• _Assignment_: All the entries need to be duplicated exactly, with the pictures omitted.

┌─ Provided records

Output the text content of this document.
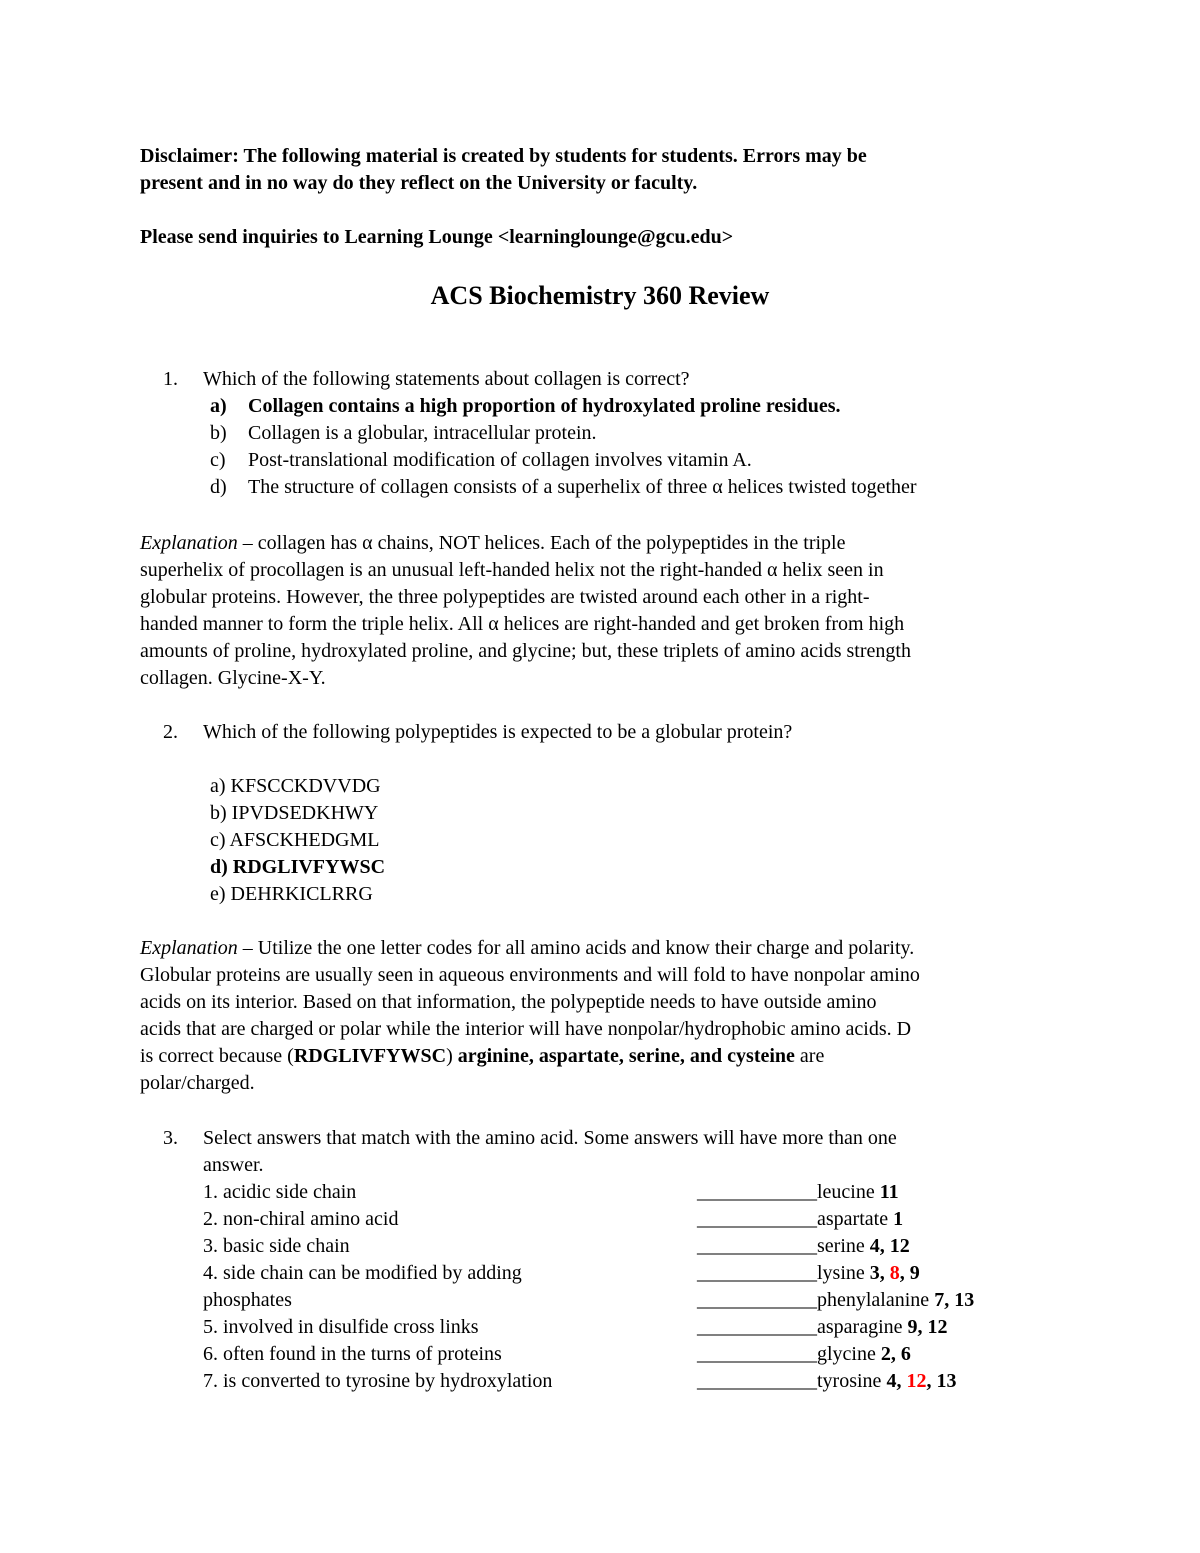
Disclaimer: The following material is created by students for students. Errors may be
present and in no way do they reflect on the University or faculty.
Please send inquiries to Learning Lounge <learninglounge@gcu.edu>
ACS Biochemistry 360 Review
1. Which of the following statements about collagen is correct?
a) Collagen contains a high proportion of hydroxylated proline residues.
b) Collagen is a globular, intracellular protein.
c) Post-translational modification of collagen involves vitamin A.
d) The structure of collagen consists of a superhelix of three α helices twisted together
Explanation – collagen has α chains, NOT helices. Each of the polypeptides in the triple
superhelix of procollagen is an unusual left-handed helix not the right-handed α helix seen in
globular proteins. However, the three polypeptides are twisted around each other in a right-
handed manner to form the triple helix. All α helices are right-handed and get broken from high
amounts of proline, hydroxylated proline, and glycine; but, these triplets of amino acids strength
collagen. Glycine-X-Y.
2. Which of the following polypeptides is expected to be a globular protein?
a) KFSCCKDVVDG
b) IPVDSEDKHWY
c) AFSCKHEDGML
d) RDGLIVFYWSC
e) DEHRKICLRRG
Explanation – Utilize the one letter codes for all amino acids and know their charge and polarity.
Globular proteins are usually seen in aqueous environments and will fold to have nonpolar amino
acids on its interior. Based on that information, the polypeptide needs to have outside amino
acids that are charged or polar while the interior will have nonpolar/hydrophobic amino acids. D
is correct because (RDGLIVFYWSC) arginine, aspartate, serine, and cysteine are
polar/charged.
3. Select answers that match with the amino acid. Some answers will have more than one
answer.
1. acidic side chain
2. non-chiral amino acid
3. basic side chain
4. side chain can be modified by adding
phosphates
5. involved in disulfide cross links
6. often found in the turns of proteins
7. is converted to tyrosine by hydroxylation
____________leucine 11
____________aspartate 1
____________serine 4, 12
____________lysine 3, 8, 9
____________phenylalanine 7, 13
____________asparagine 9, 12
____________glycine 2, 6
____________tyrosine 4, 12, 13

└─

• _Result below_:
Output the text content of this document.
Disclaimer: The following material is created by students for students. Errors may be
present and in no way do they reflect on the University or faculty.
Please send inquiries to Learning Lounge <learninglounge@gcu.edu>
ACS Biochemistry 360 Review
1. Which of the following statements about collagen is correct?
a) Collagen contains a high proportion of hydroxylated proline residues.
b) Collagen is a globular, intracellular protein.
c) Post-translational modification of collagen involves vitamin A.
d) The structure of collagen consists of a superhelix of three α helices twisted together
Explanation – collagen has α chains, NOT helices. Each of the polypeptides in the triple
superhelix of procollagen is an unusual left-handed helix not the right-handed α helix seen in
globular proteins. However, the three polypeptides are twisted around each other in a right-
handed manner to form the triple helix. All α helices are right-handed and get broken from high
amounts of proline, hydroxylated proline, and glycine; but, these triplets of amino acids strength
collagen. Glycine-X-Y.
2. Which of the following polypeptides is expected to be a globular protein?
a) KFSCCKDVVDG
b) IPVDSEDKHWY
c) AFSCKHEDGML
d) RDGLIVFYWSC
e) DEHRKICLRRG
Explanation – Utilize the one letter codes for all amino acids and know their charge and polarity.
Globular proteins are usually seen in aqueous environments and will fold to have nonpolar amino
acids on its interior. Based on that information, the polypeptide needs to have outside amino
acids that are charged or polar while the interior will have nonpolar/hydrophobic amino acids. D
is correct because (RDGLIVFYWSC) arginine, aspartate, serine, and cysteine are
polar/charged.
3. Select answers that match with the amino acid. Some answers will have more than one
answer.
1. acidic side chain
2. non-chiral amino acid
3. basic side chain
4. side chain can be modified by adding
phosphates
5. involved in disulfide cross links
6. often found in the turns of proteins
7. is converted to tyrosine by hydroxylation
____________leucine 11
____________aspartate 1
____________serine 4, 12
____________lysine 3, 8, 9
____________phenylalanine 7, 13
____________asparagine 9, 12
____________glycine 2, 6
____________tyrosine 4, 12, 13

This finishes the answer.